## BEGIN

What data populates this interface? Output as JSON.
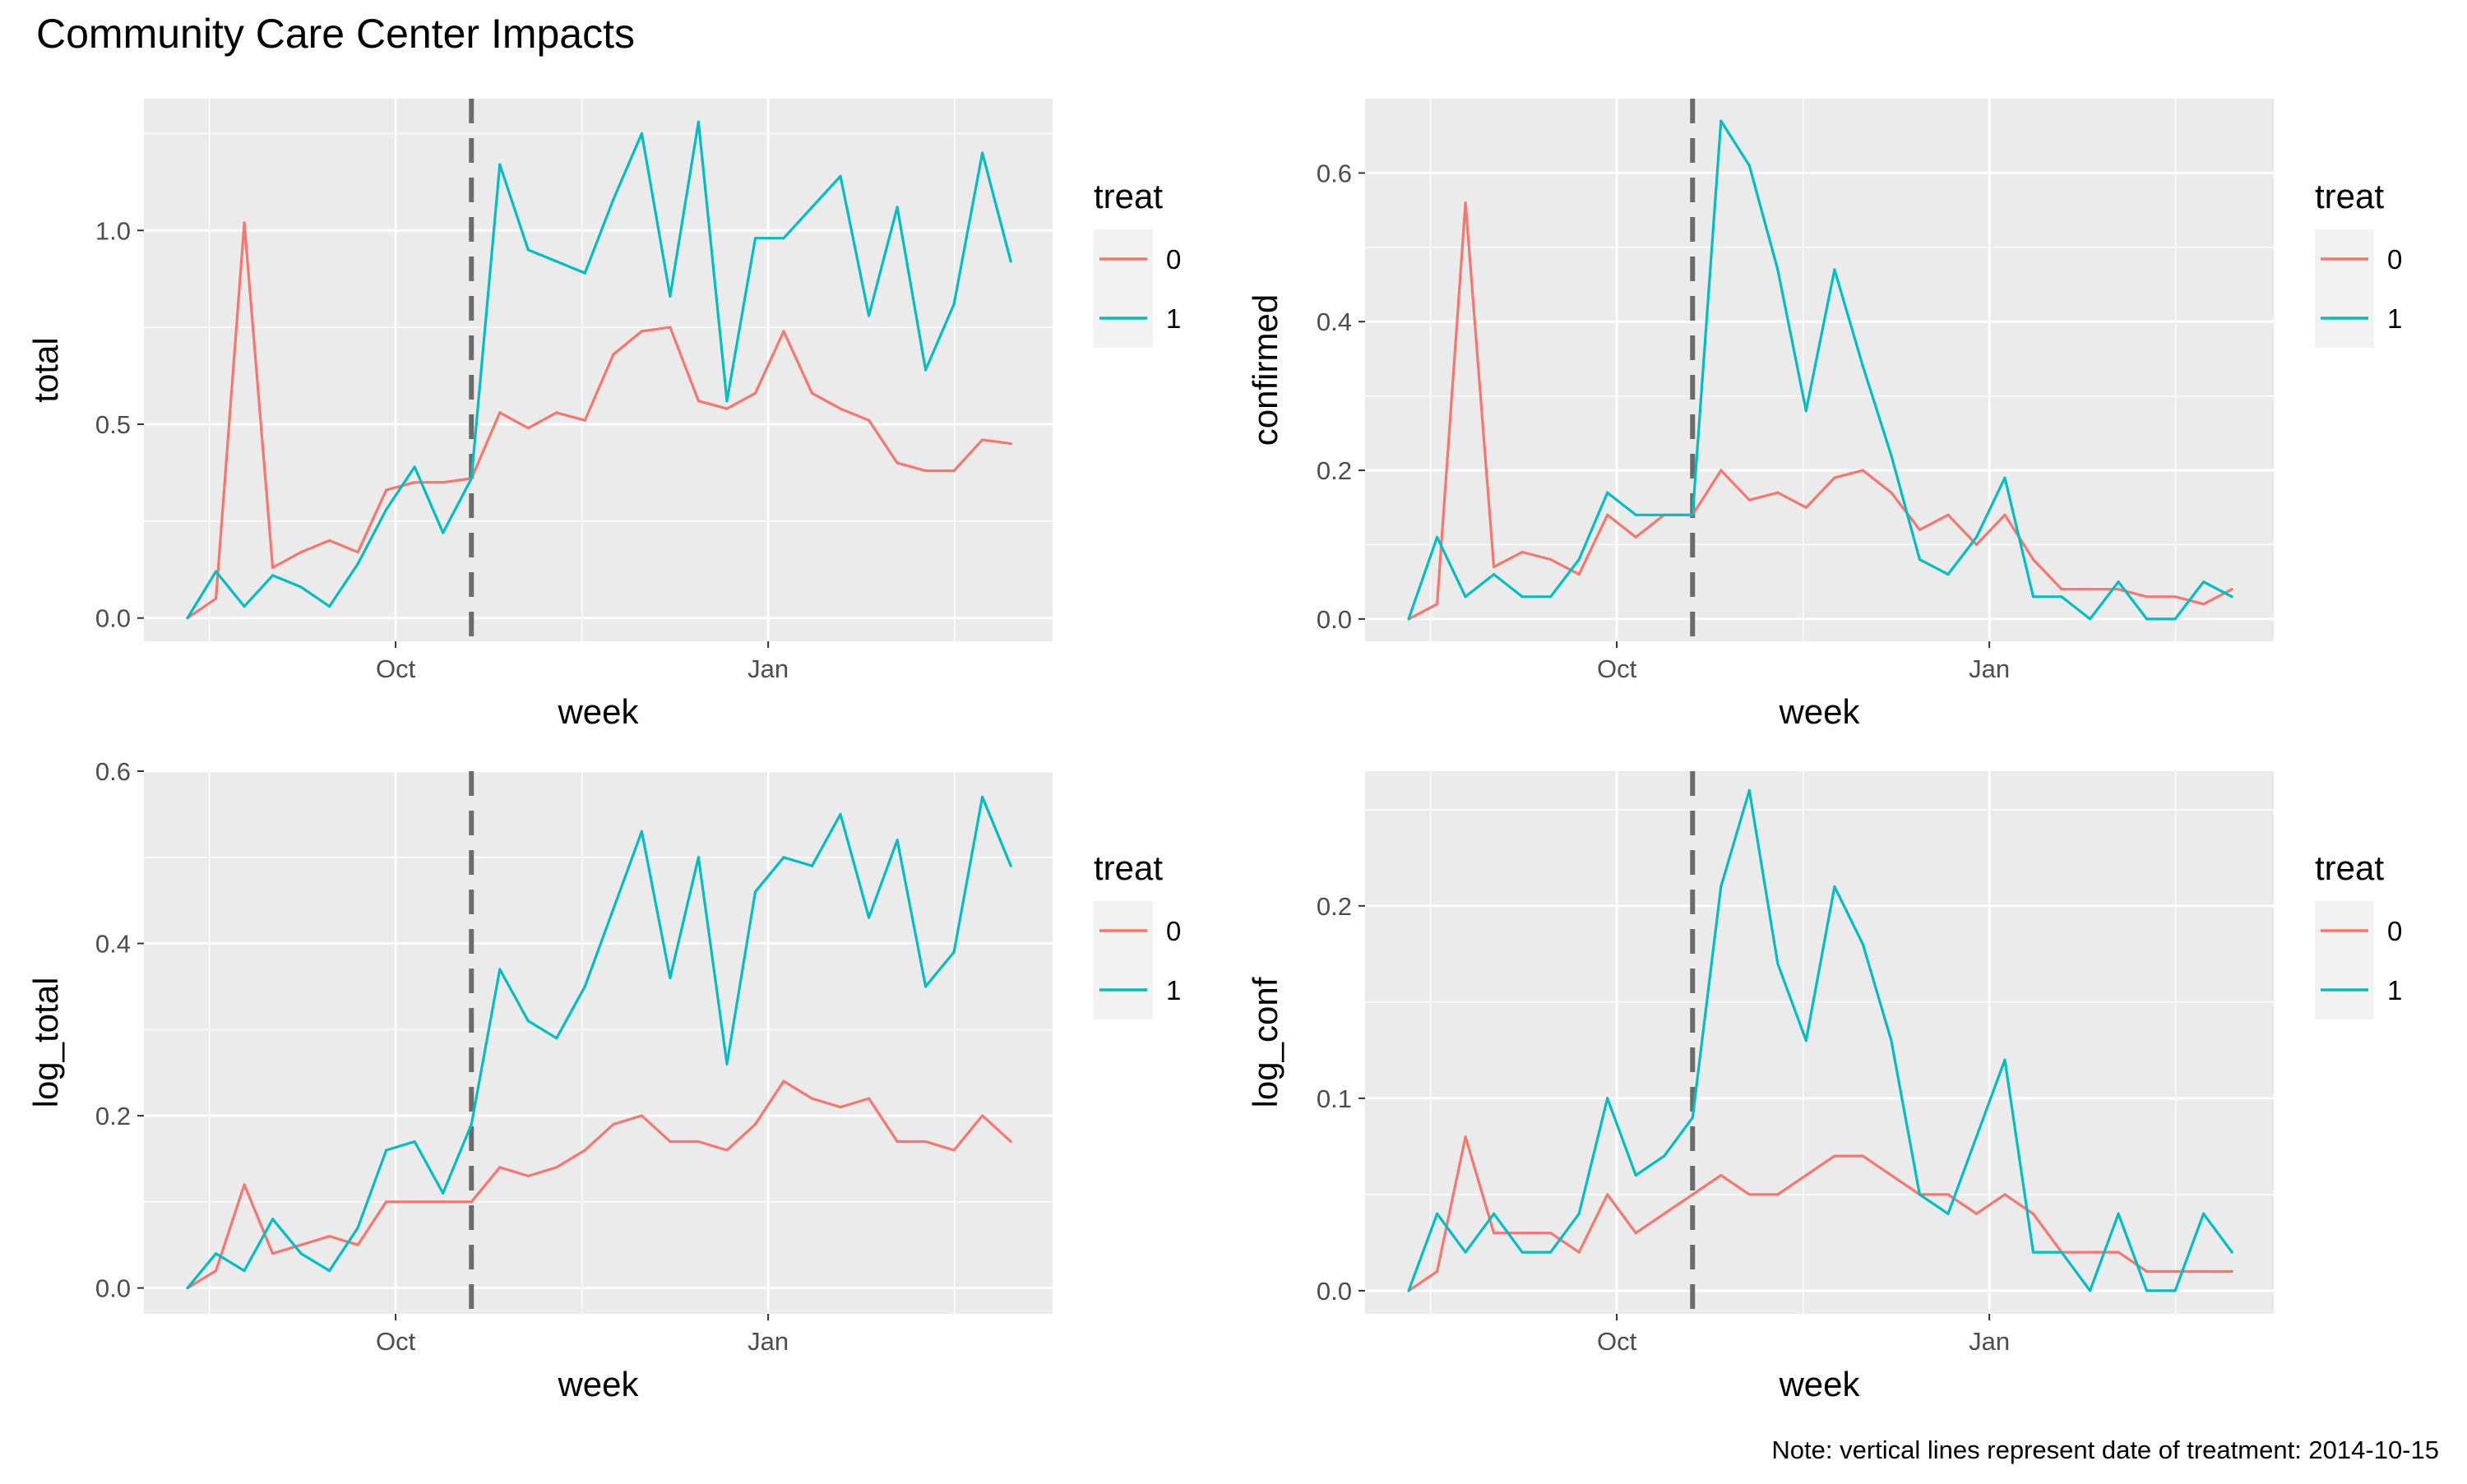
{
  "title": "Community Care Center Impacts",
  "note": "Note: vertical lines represent date of treatment: 2014-10-15",
  "colors": {
    "panel_bg": "#ebebeb",
    "grid": "#ffffff",
    "series_0": "#f8766d",
    "series_1": "#00bfc4",
    "treatment_line": "#6b6b6b",
    "tick_text": "#4d4d4d",
    "legend_bg": "#f2f2f2"
  },
  "chart_data": [
    {
      "type": "line",
      "xlabel": "week",
      "ylabel": "total",
      "x_tick_labels": [
        "Oct",
        "Jan"
      ],
      "y_ticks": [
        0.0,
        0.5,
        1.0
      ],
      "y_tick_labels": [
        "0.0",
        "0.5",
        "1.0"
      ],
      "ylim": [
        -0.06,
        1.34
      ],
      "treatment_week": 10,
      "legend": {
        "title": "treat",
        "position": "right",
        "entries": [
          "0",
          "1"
        ]
      },
      "series": [
        {
          "name": "0",
          "values": [
            0.0,
            0.05,
            1.02,
            0.13,
            0.17,
            0.2,
            0.17,
            0.33,
            0.35,
            0.35,
            0.36,
            0.53,
            0.49,
            0.53,
            0.51,
            0.68,
            0.74,
            0.75,
            0.56,
            0.54,
            0.58,
            0.74,
            0.58,
            0.54,
            0.51,
            0.4,
            0.38,
            0.38,
            0.46,
            0.45
          ]
        },
        {
          "name": "1",
          "values": [
            0.0,
            0.12,
            0.03,
            0.11,
            0.08,
            0.03,
            0.14,
            0.28,
            0.39,
            0.22,
            0.36,
            1.17,
            0.95,
            0.92,
            0.89,
            1.08,
            1.25,
            0.83,
            1.28,
            0.56,
            0.98,
            0.98,
            1.06,
            1.14,
            0.78,
            1.06,
            0.64,
            0.81,
            1.2,
            0.92
          ]
        }
      ]
    },
    {
      "type": "line",
      "xlabel": "week",
      "ylabel": "confirmed",
      "x_tick_labels": [
        "Oct",
        "Jan"
      ],
      "y_ticks": [
        0.0,
        0.2,
        0.4,
        0.6
      ],
      "y_tick_labels": [
        "0.0",
        "0.2",
        "0.4",
        "0.6"
      ],
      "ylim": [
        -0.03,
        0.7
      ],
      "treatment_week": 10,
      "legend": {
        "title": "treat",
        "position": "right",
        "entries": [
          "0",
          "1"
        ]
      },
      "series": [
        {
          "name": "0",
          "values": [
            0.0,
            0.02,
            0.56,
            0.07,
            0.09,
            0.08,
            0.06,
            0.14,
            0.11,
            0.14,
            0.14,
            0.2,
            0.16,
            0.17,
            0.15,
            0.19,
            0.2,
            0.17,
            0.12,
            0.14,
            0.1,
            0.14,
            0.08,
            0.04,
            0.04,
            0.04,
            0.03,
            0.03,
            0.02,
            0.04
          ]
        },
        {
          "name": "1",
          "values": [
            0.0,
            0.11,
            0.03,
            0.06,
            0.03,
            0.03,
            0.08,
            0.17,
            0.14,
            0.14,
            0.14,
            0.67,
            0.61,
            0.47,
            0.28,
            0.47,
            0.34,
            0.22,
            0.08,
            0.06,
            0.11,
            0.19,
            0.03,
            0.03,
            0.0,
            0.05,
            0.0,
            0.0,
            0.05,
            0.03
          ]
        }
      ]
    },
    {
      "type": "line",
      "xlabel": "week",
      "ylabel": "log_total",
      "x_tick_labels": [
        "Oct",
        "Jan"
      ],
      "y_ticks": [
        0.0,
        0.2,
        0.4,
        0.6
      ],
      "y_tick_labels": [
        "0.0",
        "0.2",
        "0.4",
        "0.6"
      ],
      "ylim": [
        -0.03,
        0.6
      ],
      "treatment_week": 10,
      "legend": {
        "title": "treat",
        "position": "right",
        "entries": [
          "0",
          "1"
        ]
      },
      "series": [
        {
          "name": "0",
          "values": [
            0.0,
            0.02,
            0.12,
            0.04,
            0.05,
            0.06,
            0.05,
            0.1,
            0.1,
            0.1,
            0.1,
            0.14,
            0.13,
            0.14,
            0.16,
            0.19,
            0.2,
            0.17,
            0.17,
            0.16,
            0.19,
            0.24,
            0.22,
            0.21,
            0.22,
            0.17,
            0.17,
            0.16,
            0.2,
            0.17
          ]
        },
        {
          "name": "1",
          "values": [
            0.0,
            0.04,
            0.02,
            0.08,
            0.04,
            0.02,
            0.07,
            0.16,
            0.17,
            0.11,
            0.19,
            0.37,
            0.31,
            0.29,
            0.35,
            0.44,
            0.53,
            0.36,
            0.5,
            0.26,
            0.46,
            0.5,
            0.49,
            0.55,
            0.43,
            0.52,
            0.35,
            0.39,
            0.57,
            0.49
          ]
        }
      ]
    },
    {
      "type": "line",
      "xlabel": "week",
      "ylabel": "log_conf",
      "x_tick_labels": [
        "Oct",
        "Jan"
      ],
      "y_ticks": [
        0.0,
        0.1,
        0.2
      ],
      "y_tick_labels": [
        "0.0",
        "0.1",
        "0.2"
      ],
      "ylim": [
        -0.012,
        0.27
      ],
      "treatment_week": 10,
      "legend": {
        "title": "treat",
        "position": "right",
        "entries": [
          "0",
          "1"
        ]
      },
      "series": [
        {
          "name": "0",
          "values": [
            0.0,
            0.01,
            0.08,
            0.03,
            0.03,
            0.03,
            0.02,
            0.05,
            0.03,
            0.04,
            0.05,
            0.06,
            0.05,
            0.05,
            0.06,
            0.07,
            0.07,
            0.06,
            0.05,
            0.05,
            0.04,
            0.05,
            0.04,
            0.02,
            0.02,
            0.02,
            0.01,
            0.01,
            0.01,
            0.01
          ]
        },
        {
          "name": "1",
          "values": [
            0.0,
            0.04,
            0.02,
            0.04,
            0.02,
            0.02,
            0.04,
            0.1,
            0.06,
            0.07,
            0.09,
            0.21,
            0.26,
            0.17,
            0.13,
            0.21,
            0.18,
            0.13,
            0.05,
            0.04,
            0.08,
            0.12,
            0.02,
            0.02,
            0.0,
            0.04,
            0.0,
            0.0,
            0.04,
            0.02
          ]
        }
      ]
    }
  ]
}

## END

=== EXERCISE INSTRUCTIONS ===
Every record above must be given again exactly; drop the pictures.

=== SOLVED PROBLEM ===
What data populates this interface? Output as JSON.
{
  "title": "Community Care Center Impacts",
  "note": "Note: vertical lines represent date of treatment: 2014-10-15",
  "colors": {
    "panel_bg": "#ebebeb",
    "grid": "#ffffff",
    "series_0": "#f8766d",
    "series_1": "#00bfc4",
    "treatment_line": "#6b6b6b",
    "tick_text": "#4d4d4d",
    "legend_bg": "#f2f2f2"
  },
  "chart_data": [
    {
      "type": "line",
      "xlabel": "week",
      "ylabel": "total",
      "x_tick_labels": [
        "Oct",
        "Jan"
      ],
      "y_ticks": [
        0.0,
        0.5,
        1.0
      ],
      "y_tick_labels": [
        "0.0",
        "0.5",
        "1.0"
      ],
      "ylim": [
        -0.06,
        1.34
      ],
      "treatment_week": 10,
      "legend": {
        "title": "treat",
        "position": "right",
        "entries": [
          "0",
          "1"
        ]
      },
      "series": [
        {
          "name": "0",
          "values": [
            0.0,
            0.05,
            1.02,
            0.13,
            0.17,
            0.2,
            0.17,
            0.33,
            0.35,
            0.35,
            0.36,
            0.53,
            0.49,
            0.53,
            0.51,
            0.68,
            0.74,
            0.75,
            0.56,
            0.54,
            0.58,
            0.74,
            0.58,
            0.54,
            0.51,
            0.4,
            0.38,
            0.38,
            0.46,
            0.45
          ]
        },
        {
          "name": "1",
          "values": [
            0.0,
            0.12,
            0.03,
            0.11,
            0.08,
            0.03,
            0.14,
            0.28,
            0.39,
            0.22,
            0.36,
            1.17,
            0.95,
            0.92,
            0.89,
            1.08,
            1.25,
            0.83,
            1.28,
            0.56,
            0.98,
            0.98,
            1.06,
            1.14,
            0.78,
            1.06,
            0.64,
            0.81,
            1.2,
            0.92
          ]
        }
      ]
    },
    {
      "type": "line",
      "xlabel": "week",
      "ylabel": "confirmed",
      "x_tick_labels": [
        "Oct",
        "Jan"
      ],
      "y_ticks": [
        0.0,
        0.2,
        0.4,
        0.6
      ],
      "y_tick_labels": [
        "0.0",
        "0.2",
        "0.4",
        "0.6"
      ],
      "ylim": [
        -0.03,
        0.7
      ],
      "treatment_week": 10,
      "legend": {
        "title": "treat",
        "position": "right",
        "entries": [
          "0",
          "1"
        ]
      },
      "series": [
        {
          "name": "0",
          "values": [
            0.0,
            0.02,
            0.56,
            0.07,
            0.09,
            0.08,
            0.06,
            0.14,
            0.11,
            0.14,
            0.14,
            0.2,
            0.16,
            0.17,
            0.15,
            0.19,
            0.2,
            0.17,
            0.12,
            0.14,
            0.1,
            0.14,
            0.08,
            0.04,
            0.04,
            0.04,
            0.03,
            0.03,
            0.02,
            0.04
          ]
        },
        {
          "name": "1",
          "values": [
            0.0,
            0.11,
            0.03,
            0.06,
            0.03,
            0.03,
            0.08,
            0.17,
            0.14,
            0.14,
            0.14,
            0.67,
            0.61,
            0.47,
            0.28,
            0.47,
            0.34,
            0.22,
            0.08,
            0.06,
            0.11,
            0.19,
            0.03,
            0.03,
            0.0,
            0.05,
            0.0,
            0.0,
            0.05,
            0.03
          ]
        }
      ]
    },
    {
      "type": "line",
      "xlabel": "week",
      "ylabel": "log_total",
      "x_tick_labels": [
        "Oct",
        "Jan"
      ],
      "y_ticks": [
        0.0,
        0.2,
        0.4,
        0.6
      ],
      "y_tick_labels": [
        "0.0",
        "0.2",
        "0.4",
        "0.6"
      ],
      "ylim": [
        -0.03,
        0.6
      ],
      "treatment_week": 10,
      "legend": {
        "title": "treat",
        "position": "right",
        "entries": [
          "0",
          "1"
        ]
      },
      "series": [
        {
          "name": "0",
          "values": [
            0.0,
            0.02,
            0.12,
            0.04,
            0.05,
            0.06,
            0.05,
            0.1,
            0.1,
            0.1,
            0.1,
            0.14,
            0.13,
            0.14,
            0.16,
            0.19,
            0.2,
            0.17,
            0.17,
            0.16,
            0.19,
            0.24,
            0.22,
            0.21,
            0.22,
            0.17,
            0.17,
            0.16,
            0.2,
            0.17
          ]
        },
        {
          "name": "1",
          "values": [
            0.0,
            0.04,
            0.02,
            0.08,
            0.04,
            0.02,
            0.07,
            0.16,
            0.17,
            0.11,
            0.19,
            0.37,
            0.31,
            0.29,
            0.35,
            0.44,
            0.53,
            0.36,
            0.5,
            0.26,
            0.46,
            0.5,
            0.49,
            0.55,
            0.43,
            0.52,
            0.35,
            0.39,
            0.57,
            0.49
          ]
        }
      ]
    },
    {
      "type": "line",
      "xlabel": "week",
      "ylabel": "log_conf",
      "x_tick_labels": [
        "Oct",
        "Jan"
      ],
      "y_ticks": [
        0.0,
        0.1,
        0.2
      ],
      "y_tick_labels": [
        "0.0",
        "0.1",
        "0.2"
      ],
      "ylim": [
        -0.012,
        0.27
      ],
      "treatment_week": 10,
      "legend": {
        "title": "treat",
        "position": "right",
        "entries": [
          "0",
          "1"
        ]
      },
      "series": [
        {
          "name": "0",
          "values": [
            0.0,
            0.01,
            0.08,
            0.03,
            0.03,
            0.03,
            0.02,
            0.05,
            0.03,
            0.04,
            0.05,
            0.06,
            0.05,
            0.05,
            0.06,
            0.07,
            0.07,
            0.06,
            0.05,
            0.05,
            0.04,
            0.05,
            0.04,
            0.02,
            0.02,
            0.02,
            0.01,
            0.01,
            0.01,
            0.01
          ]
        },
        {
          "name": "1",
          "values": [
            0.0,
            0.04,
            0.02,
            0.04,
            0.02,
            0.02,
            0.04,
            0.1,
            0.06,
            0.07,
            0.09,
            0.21,
            0.26,
            0.17,
            0.13,
            0.21,
            0.18,
            0.13,
            0.05,
            0.04,
            0.08,
            0.12,
            0.02,
            0.02,
            0.0,
            0.04,
            0.0,
            0.0,
            0.04,
            0.02
          ]
        }
      ]
    }
  ]
}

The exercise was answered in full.